Objective —
Copy the lines holding the word "особой", all of them.

Input for this task —
========================================================================

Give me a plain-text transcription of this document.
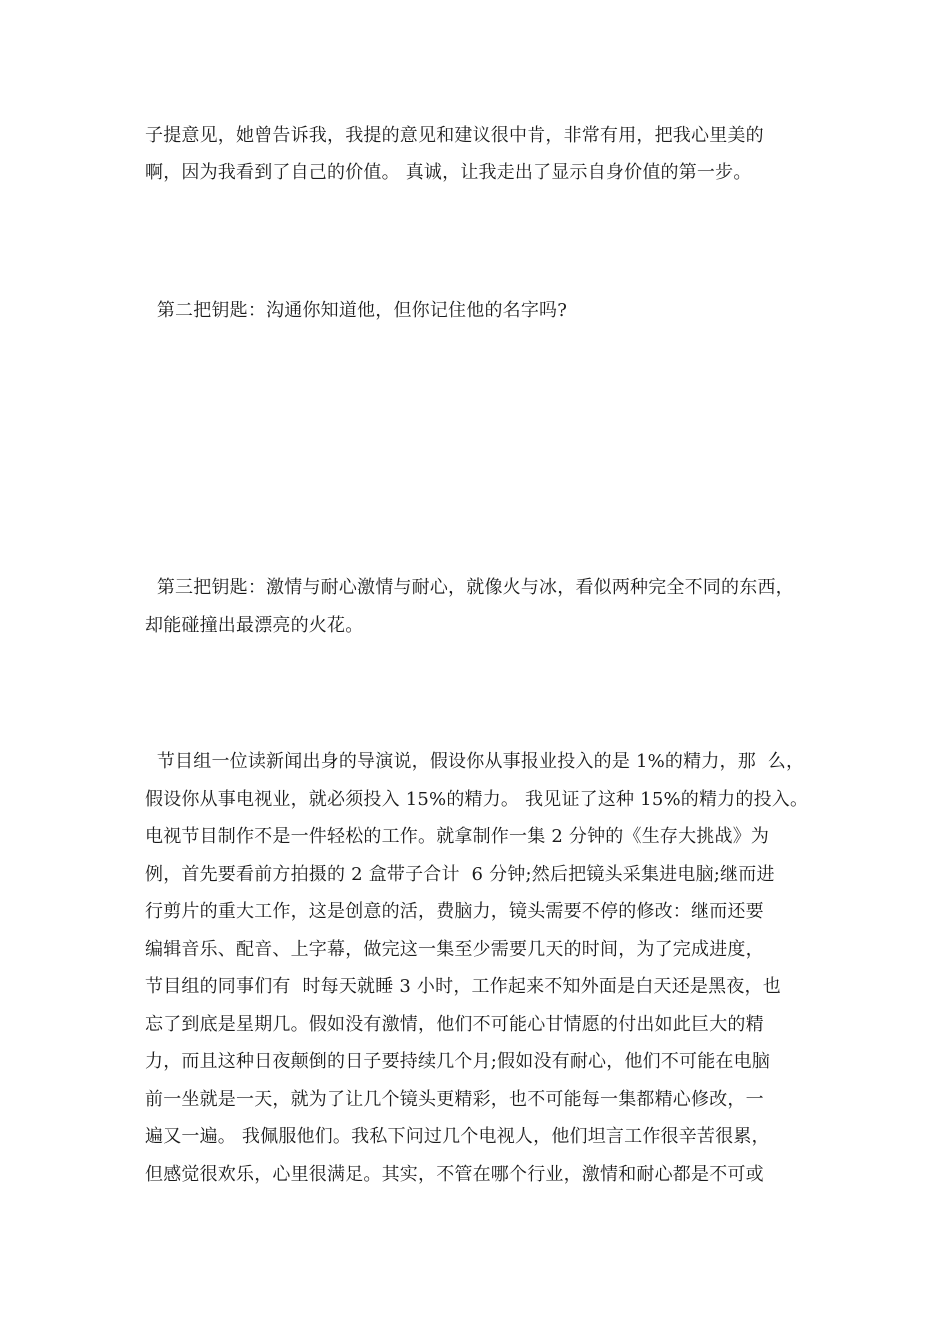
子提意见，她曾告诉我，我提的意见和建议很中肯，非常有用，把我心里美的
啊，因为我看到了自己的价值。 真诚，让我走出了显示自身价值的第一步。
第二把钥匙：沟通你知道他，但你记住他的名字吗?
第三把钥匙：激情与耐心激情与耐心，就像火与冰，看似两种完全不同的东西，
却能碰撞出最漂亮的火花。
节目组一位读新闻出身的导演说，假设你从事报业投入的是 1%的精力，那  么，
假设你从事电视业，就必须投入 15%的精力。 我见证了这种 15%的精力的投入。
电视节目制作不是一件轻松的工作。就拿制作一集 2 分钟的《生存大挑战》为
例，首先要看前方拍摄的 2 盒带子合计  6 分钟;然后把镜头采集进电脑;继而进
行剪片的重大工作，这是创意的活，费脑力，镜头需要不停的修改：继而还要
编辑音乐、配音、上字幕，做完这一集至少需要几天的时间，为了完成进度，
节目组的同事们有  时每天就睡 3 小时，工作起来不知外面是白天还是黑夜，也
忘了到底是星期几。假如没有激情，他们不可能心甘情愿的付出如此巨大的精
力，而且这种日夜颠倒的日子要持续几个月;假如没有耐心，他们不可能在电脑
前一坐就是一天，就为了让几个镜头更精彩，也不可能每一集都精心修改，一
遍又一遍。 我佩服他们。我私下问过几个电视人，他们坦言工作很辛苦很累，
但感觉很欢乐，心里很满足。其实，不管在哪个行业，激情和耐心都是不可或
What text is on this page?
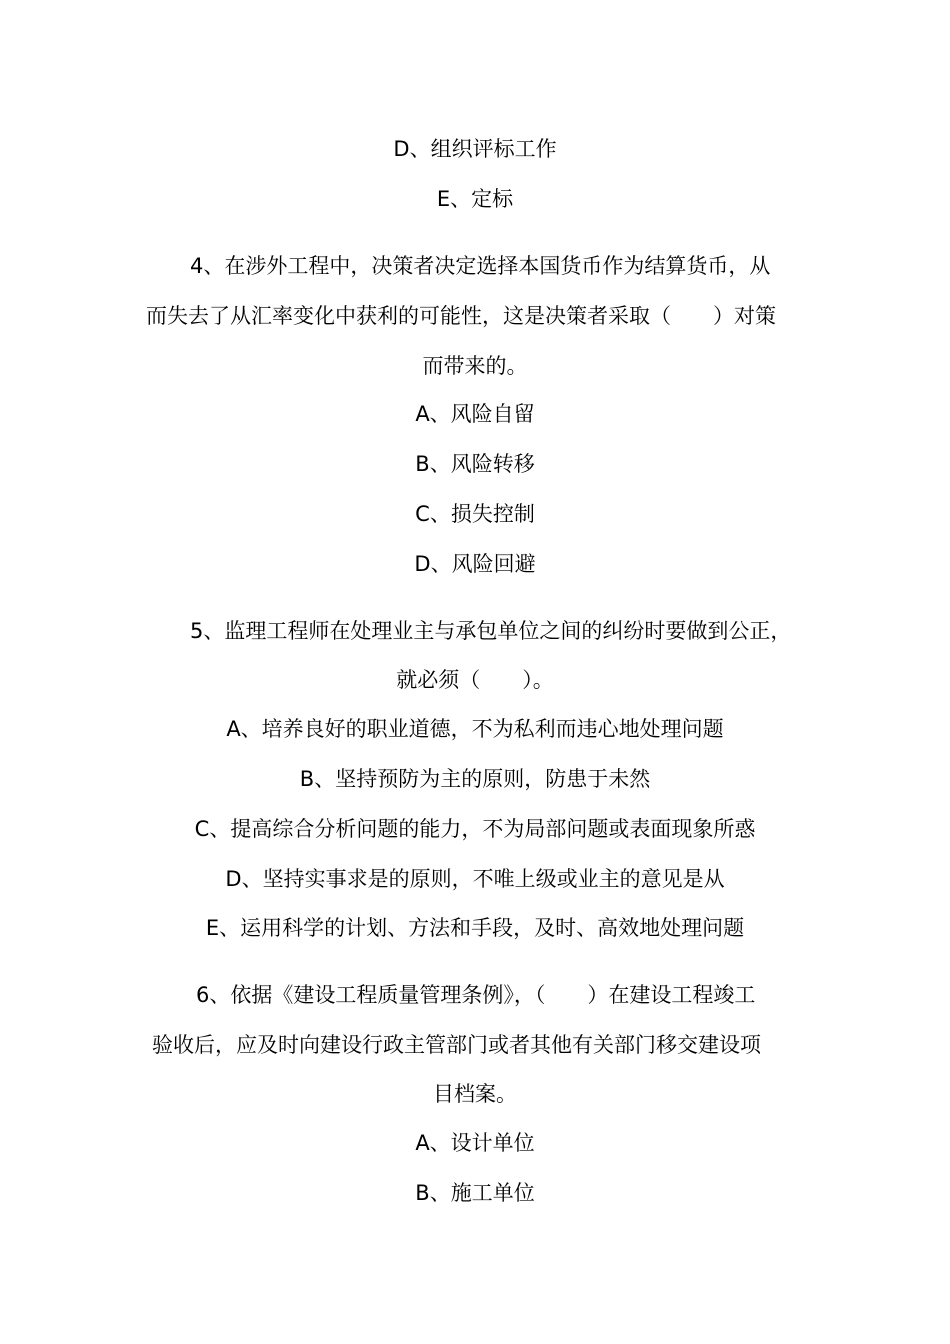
D、组织评标工作
E、定标
4、在涉外工程中，决策者决定选择本国货币作为结算货币，从
而失去了从汇率变化中获利的可能性，这是决策者采取（　　）对策
而带来的。
A、风险自留
B、风险转移
C、损失控制
D、风险回避
5、监理工程师在处理业主与承包单位之间的纠纷时要做到公正，
就必须（　　）。
A、培养良好的职业道德，不为私利而违心地处理问题
B、坚持预防为主的原则，防患于未然
C、提高综合分析问题的能力，不为局部问题或表面现象所惑
D、坚持实事求是的原则，不唯上级或业主的意见是从
E、运用科学的计划、方法和手段，及时、高效地处理问题
6、依据《建设工程质量管理条例》，（　　）在建设工程竣工
验收后，应及时向建设行政主管部门或者其他有关部门移交建设项
目档案。
A、设计单位
B、施工单位
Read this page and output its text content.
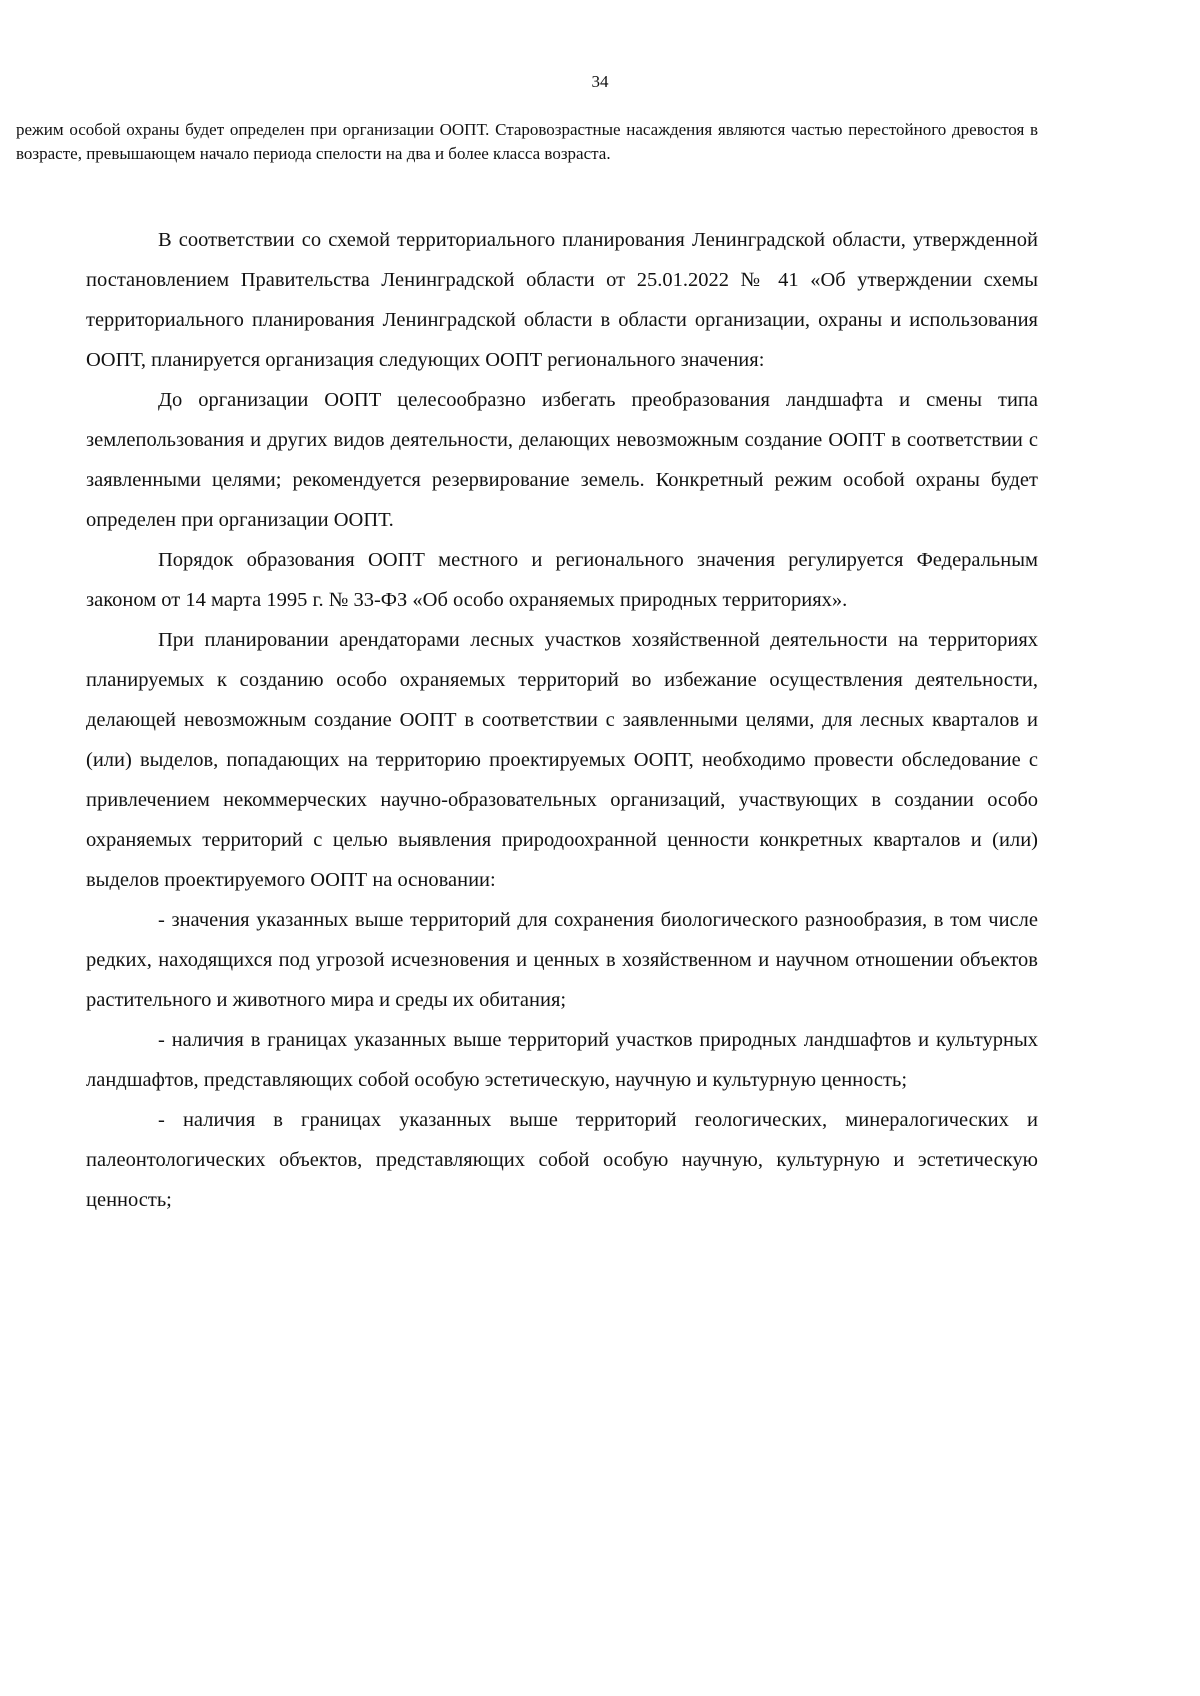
34

режим особой охраны будет определен при организации ООПТ. Старовозрастные насаждения являются частью перестойного древостоя в возрасте, превышающем начало периода спелости на два и более класса возраста.

В соответствии со схемой территориального планирования Ленинградской области, утвержденной постановлением Правительства Ленинградской области от 25.01.2022 № 41 «Об утверждении схемы территориального планирования Ленинградской области в области организации, охраны и использования ООПТ, планируется организация следующих ООПТ регионального значения:

До организации ООПТ целесообразно избегать преобразования ландшафта и смены типа землепользования и других видов деятельности, делающих невозможным создание ООПТ в соответствии с заявленными целями; рекомендуется резервирование земель. Конкретный режим особой охраны будет определен при организации ООПТ.

Порядок образования ООПТ местного и регионального значения регулируется Федеральным законом от 14 марта 1995 г. № 33-ФЗ «Об особо охраняемых природных территориях».

При планировании арендаторами лесных участков хозяйственной деятельности на территориях планируемых к созданию особо охраняемых территорий во избежание осуществления деятельности, делающей невозможным создание ООПТ в соответствии с заявленными целями, для лесных кварталов и (или) выделов, попадающих на территорию проектируемых ООПТ, необходимо провести обследование с привлечением некоммерческих научно-образовательных организаций, участвующих в создании особо охраняемых территорий с целью выявления природоохранной ценности конкретных кварталов и (или) выделов проектируемого ООПТ на основании:

- значения указанных выше территорий для сохранения биологического разнообразия, в том числе редких, находящихся под угрозой исчезновения и ценных в хозяйственном и научном отношении объектов растительного и животного мира и среды их обитания;

- наличия в границах указанных выше территорий участков природных ландшафтов и культурных ландшафтов, представляющих собой особую эстетическую, научную и культурную ценность;

- наличия в границах указанных выше территорий геологических, минералогических и палеонтологических объектов, представляющих собой особую научную, культурную и эстетическую ценность;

========================================================================

Result below —
режим особой охраны будет определен при организации ООПТ. Старовозрастные насаждения являются частью перестойного древостоя в возрасте, превышающем начало периода спелости на два и более класса возраста.
До организации ООПТ целесообразно избегать преобразования ландшафта и смены типа землепользования и других видов деятельности, делающих невозможным создание ООПТ в соответствии с заявленными целями; рекомендуется резервирование земель. Конкретный режим особой охраны будет определен при организации ООПТ.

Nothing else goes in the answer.